* What is being asked *
Omit all images, then return the remaining material exactly as it stands.

━━━━━ Input material

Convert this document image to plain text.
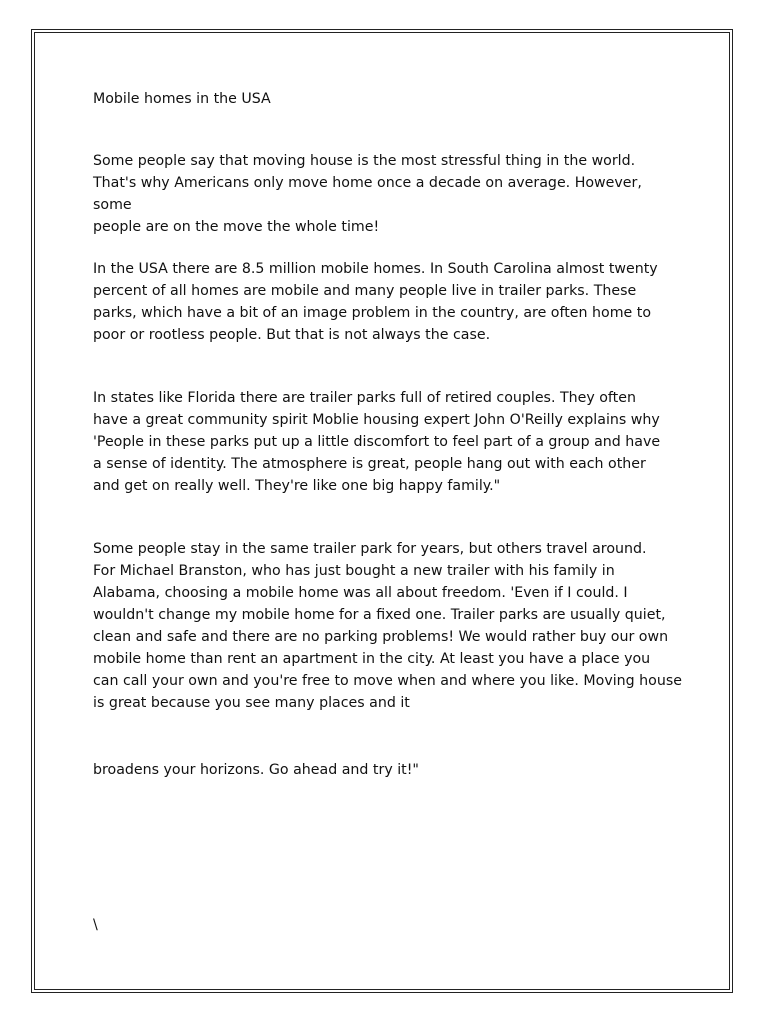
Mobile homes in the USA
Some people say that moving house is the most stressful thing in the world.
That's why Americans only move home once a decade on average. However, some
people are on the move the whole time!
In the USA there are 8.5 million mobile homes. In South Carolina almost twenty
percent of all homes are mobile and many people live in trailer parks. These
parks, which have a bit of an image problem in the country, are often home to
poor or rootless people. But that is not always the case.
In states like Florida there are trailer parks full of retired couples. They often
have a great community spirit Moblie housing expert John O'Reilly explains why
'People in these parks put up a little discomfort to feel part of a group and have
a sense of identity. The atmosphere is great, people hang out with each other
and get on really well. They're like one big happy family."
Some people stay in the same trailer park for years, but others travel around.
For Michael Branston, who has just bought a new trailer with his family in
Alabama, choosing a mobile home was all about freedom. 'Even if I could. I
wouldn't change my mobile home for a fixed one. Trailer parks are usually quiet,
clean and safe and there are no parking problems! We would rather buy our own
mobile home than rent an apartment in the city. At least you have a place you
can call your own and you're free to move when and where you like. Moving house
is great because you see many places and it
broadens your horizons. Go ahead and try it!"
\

━━━━━━━━━━

* Answer to the task *
Convert this document image to plain text.
Mobile homes in the USA
Some people say that moving house is the most stressful thing in the world.
That's why Americans only move home once a decade on average. However, some
people are on the move the whole time!
In the USA there are 8.5 million mobile homes. In South Carolina almost twenty
percent of all homes are mobile and many people live in trailer parks. These
parks, which have a bit of an image problem in the country, are often home to
poor or rootless people. But that is not always the case.
In states like Florida there are trailer parks full of retired couples. They often
have a great community spirit Moblie housing expert John O'Reilly explains why
'People in these parks put up a little discomfort to feel part of a group and have
a sense of identity. The atmosphere is great, people hang out with each other
and get on really well. They're like one big happy family."
Some people stay in the same trailer park for years, but others travel around.
For Michael Branston, who has just bought a new trailer with his family in
Alabama, choosing a mobile home was all about freedom. 'Even if I could. I
wouldn't change my mobile home for a fixed one. Trailer parks are usually quiet,
clean and safe and there are no parking problems! We would rather buy our own
mobile home than rent an apartment in the city. At least you have a place you
can call your own and you're free to move when and where you like. Moving house
is great because you see many places and it
broadens your horizons. Go ahead and try it!"
\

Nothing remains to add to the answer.